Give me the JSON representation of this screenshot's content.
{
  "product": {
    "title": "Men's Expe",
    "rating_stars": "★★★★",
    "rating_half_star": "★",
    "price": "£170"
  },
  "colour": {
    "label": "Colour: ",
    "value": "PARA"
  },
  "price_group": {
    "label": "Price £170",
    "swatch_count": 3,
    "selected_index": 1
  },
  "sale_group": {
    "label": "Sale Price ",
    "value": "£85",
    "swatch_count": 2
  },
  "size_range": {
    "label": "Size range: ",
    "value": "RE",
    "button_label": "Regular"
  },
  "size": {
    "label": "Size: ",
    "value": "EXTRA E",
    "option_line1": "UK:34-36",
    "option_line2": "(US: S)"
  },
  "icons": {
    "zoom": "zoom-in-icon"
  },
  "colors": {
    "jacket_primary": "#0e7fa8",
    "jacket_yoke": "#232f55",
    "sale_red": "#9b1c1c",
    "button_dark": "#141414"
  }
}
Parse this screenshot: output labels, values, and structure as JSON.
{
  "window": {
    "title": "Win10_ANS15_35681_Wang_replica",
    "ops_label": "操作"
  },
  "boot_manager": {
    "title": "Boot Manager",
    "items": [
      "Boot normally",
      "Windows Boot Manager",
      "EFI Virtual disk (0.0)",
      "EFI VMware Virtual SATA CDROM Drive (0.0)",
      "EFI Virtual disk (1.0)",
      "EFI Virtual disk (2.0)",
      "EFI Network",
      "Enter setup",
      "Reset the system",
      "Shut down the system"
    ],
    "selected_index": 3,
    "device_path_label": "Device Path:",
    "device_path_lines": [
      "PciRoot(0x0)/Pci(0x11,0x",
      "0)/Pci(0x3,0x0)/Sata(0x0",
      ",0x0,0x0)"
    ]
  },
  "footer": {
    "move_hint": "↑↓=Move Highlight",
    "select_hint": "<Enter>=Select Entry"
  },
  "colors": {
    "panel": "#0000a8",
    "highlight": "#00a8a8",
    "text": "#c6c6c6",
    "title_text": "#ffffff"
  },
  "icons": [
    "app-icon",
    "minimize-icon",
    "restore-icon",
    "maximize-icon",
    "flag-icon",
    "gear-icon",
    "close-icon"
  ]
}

▬▬▬▬▬▬▬▬▬▬

**INSTRUCTIONS TO FOLLOW**
The records above are to be copied in full, exactly as written.

**ANSWER TO THIS EXERCISE**
Give me the JSON representation of this screenshot's content.
{
  "product": {
    "title": "Men's Expe",
    "rating_stars": "★★★★",
    "rating_half_star": "★",
    "price": "£170"
  },
  "colour": {
    "label": "Colour: ",
    "value": "PARA"
  },
  "price_group": {
    "label": "Price £170",
    "swatch_count": 3,
    "selected_index": 1
  },
  "sale_group": {
    "label": "Sale Price ",
    "value": "£85",
    "swatch_count": 2
  },
  "size_range": {
    "label": "Size range: ",
    "value": "RE",
    "button_label": "Regular"
  },
  "size": {
    "label": "Size: ",
    "value": "EXTRA E",
    "option_line1": "UK:34-36",
    "option_line2": "(US: S)"
  },
  "icons": {
    "zoom": "zoom-in-icon"
  },
  "colors": {
    "jacket_primary": "#0e7fa8",
    "jacket_yoke": "#232f55",
    "sale_red": "#9b1c1c",
    "button_dark": "#141414"
  }
}
Parse this screenshot: output labels, values, and structure as JSON.
{
  "window": {
    "title": "Win10_ANS15_35681_Wang_replica",
    "ops_label": "操作"
  },
  "boot_manager": {
    "title": "Boot Manager",
    "items": [
      "Boot normally",
      "Windows Boot Manager",
      "EFI Virtual disk (0.0)",
      "EFI VMware Virtual SATA CDROM Drive (0.0)",
      "EFI Virtual disk (1.0)",
      "EFI Virtual disk (2.0)",
      "EFI Network",
      "Enter setup",
      "Reset the system",
      "Shut down the system"
    ],
    "selected_index": 3,
    "device_path_label": "Device Path:",
    "device_path_lines": [
      "PciRoot(0x0)/Pci(0x11,0x",
      "0)/Pci(0x3,0x0)/Sata(0x0",
      ",0x0,0x0)"
    ]
  },
  "footer": {
    "move_hint": "↑↓=Move Highlight",
    "select_hint": "<Enter>=Select Entry"
  },
  "colors": {
    "panel": "#0000a8",
    "highlight": "#00a8a8",
    "text": "#c6c6c6",
    "title_text": "#ffffff"
  },
  "icons": [
    "app-icon",
    "minimize-icon",
    "restore-icon",
    "maximize-icon",
    "flag-icon",
    "gear-icon",
    "close-icon"
  ]
}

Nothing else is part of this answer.